(Dataset items)
§ §
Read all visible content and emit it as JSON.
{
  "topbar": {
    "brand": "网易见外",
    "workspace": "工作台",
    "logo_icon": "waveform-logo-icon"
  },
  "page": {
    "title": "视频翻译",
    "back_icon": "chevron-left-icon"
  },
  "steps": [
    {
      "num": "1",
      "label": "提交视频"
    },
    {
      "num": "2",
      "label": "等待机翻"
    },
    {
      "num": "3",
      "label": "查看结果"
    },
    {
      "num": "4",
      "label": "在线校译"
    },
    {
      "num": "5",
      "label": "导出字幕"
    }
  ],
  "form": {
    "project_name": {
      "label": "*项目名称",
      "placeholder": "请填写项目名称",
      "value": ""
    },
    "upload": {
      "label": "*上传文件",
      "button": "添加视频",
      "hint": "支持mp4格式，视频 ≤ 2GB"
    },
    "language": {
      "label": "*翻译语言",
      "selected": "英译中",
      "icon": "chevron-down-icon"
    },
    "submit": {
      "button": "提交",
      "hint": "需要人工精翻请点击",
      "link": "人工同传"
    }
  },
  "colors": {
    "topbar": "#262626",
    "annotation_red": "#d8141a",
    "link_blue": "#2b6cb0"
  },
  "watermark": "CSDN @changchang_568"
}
§ §
## WHAT TO WORK ON
Above are the records; retype them all without a single difference.

## COMPLETE RESPONSE
Read all visible content and emit it as JSON.
{
  "topbar": {
    "brand": "网易见外",
    "workspace": "工作台",
    "logo_icon": "waveform-logo-icon"
  },
  "page": {
    "title": "视频翻译",
    "back_icon": "chevron-left-icon"
  },
  "steps": [
    {
      "num": "1",
      "label": "提交视频"
    },
    {
      "num": "2",
      "label": "等待机翻"
    },
    {
      "num": "3",
      "label": "查看结果"
    },
    {
      "num": "4",
      "label": "在线校译"
    },
    {
      "num": "5",
      "label": "导出字幕"
    }
  ],
  "form": {
    "project_name": {
      "label": "*项目名称",
      "placeholder": "请填写项目名称",
      "value": ""
    },
    "upload": {
      "label": "*上传文件",
      "button": "添加视频",
      "hint": "支持mp4格式，视频 ≤ 2GB"
    },
    "language": {
      "label": "*翻译语言",
      "selected": "英译中",
      "icon": "chevron-down-icon"
    },
    "submit": {
      "button": "提交",
      "hint": "需要人工精翻请点击",
      "link": "人工同传"
    }
  },
  "colors": {
    "topbar": "#262626",
    "annotation_red": "#d8141a",
    "link_blue": "#2b6cb0"
  },
  "watermark": "CSDN @changchang_568"
}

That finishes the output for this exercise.